▶ **WHAT IS BEING ASKED**
Each entry, as given, must be output unchanged.
RECORDS SHOWN START
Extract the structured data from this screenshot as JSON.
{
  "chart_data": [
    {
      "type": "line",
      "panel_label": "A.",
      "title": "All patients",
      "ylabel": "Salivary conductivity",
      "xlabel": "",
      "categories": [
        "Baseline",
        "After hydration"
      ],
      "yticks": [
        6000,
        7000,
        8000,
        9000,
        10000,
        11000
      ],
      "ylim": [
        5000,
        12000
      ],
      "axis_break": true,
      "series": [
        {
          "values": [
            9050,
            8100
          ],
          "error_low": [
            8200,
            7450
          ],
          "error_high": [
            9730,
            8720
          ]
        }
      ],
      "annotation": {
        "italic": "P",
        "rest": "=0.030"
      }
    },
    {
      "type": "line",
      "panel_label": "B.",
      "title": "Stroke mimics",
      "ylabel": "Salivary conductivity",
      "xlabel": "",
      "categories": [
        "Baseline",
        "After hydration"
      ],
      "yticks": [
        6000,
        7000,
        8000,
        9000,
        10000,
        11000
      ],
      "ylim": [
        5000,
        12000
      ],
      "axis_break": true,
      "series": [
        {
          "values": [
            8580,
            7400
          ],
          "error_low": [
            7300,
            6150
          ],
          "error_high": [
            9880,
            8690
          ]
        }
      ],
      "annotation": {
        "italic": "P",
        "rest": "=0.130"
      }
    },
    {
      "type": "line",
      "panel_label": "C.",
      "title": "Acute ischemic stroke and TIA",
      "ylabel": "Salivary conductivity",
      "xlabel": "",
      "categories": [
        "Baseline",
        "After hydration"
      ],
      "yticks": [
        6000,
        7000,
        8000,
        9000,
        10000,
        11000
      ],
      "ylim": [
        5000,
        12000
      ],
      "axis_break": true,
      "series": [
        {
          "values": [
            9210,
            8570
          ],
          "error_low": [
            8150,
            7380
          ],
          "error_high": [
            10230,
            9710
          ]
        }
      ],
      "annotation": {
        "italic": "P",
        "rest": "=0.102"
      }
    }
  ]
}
RECORDS SHOWN END
▶ **YOUR RESPONSE**
Extract the structured data from this screenshot as JSON.
{
  "chart_data": [
    {
      "type": "line",
      "panel_label": "A.",
      "title": "All patients",
      "ylabel": "Salivary conductivity",
      "xlabel": "",
      "categories": [
        "Baseline",
        "After hydration"
      ],
      "yticks": [
        6000,
        7000,
        8000,
        9000,
        10000,
        11000
      ],
      "ylim": [
        5000,
        12000
      ],
      "axis_break": true,
      "series": [
        {
          "values": [
            9050,
            8100
          ],
          "error_low": [
            8200,
            7450
          ],
          "error_high": [
            9730,
            8720
          ]
        }
      ],
      "annotation": {
        "italic": "P",
        "rest": "=0.030"
      }
    },
    {
      "type": "line",
      "panel_label": "B.",
      "title": "Stroke mimics",
      "ylabel": "Salivary conductivity",
      "xlabel": "",
      "categories": [
        "Baseline",
        "After hydration"
      ],
      "yticks": [
        6000,
        7000,
        8000,
        9000,
        10000,
        11000
      ],
      "ylim": [
        5000,
        12000
      ],
      "axis_break": true,
      "series": [
        {
          "values": [
            8580,
            7400
          ],
          "error_low": [
            7300,
            6150
          ],
          "error_high": [
            9880,
            8690
          ]
        }
      ],
      "annotation": {
        "italic": "P",
        "rest": "=0.130"
      }
    },
    {
      "type": "line",
      "panel_label": "C.",
      "title": "Acute ischemic stroke and TIA",
      "ylabel": "Salivary conductivity",
      "xlabel": "",
      "categories": [
        "Baseline",
        "After hydration"
      ],
      "yticks": [
        6000,
        7000,
        8000,
        9000,
        10000,
        11000
      ],
      "ylim": [
        5000,
        12000
      ],
      "axis_break": true,
      "series": [
        {
          "values": [
            9210,
            8570
          ],
          "error_low": [
            8150,
            7380
          ],
          "error_high": [
            10230,
            9710
          ]
        }
      ],
      "annotation": {
        "italic": "P",
        "rest": "=0.102"
      }
    }
  ]
}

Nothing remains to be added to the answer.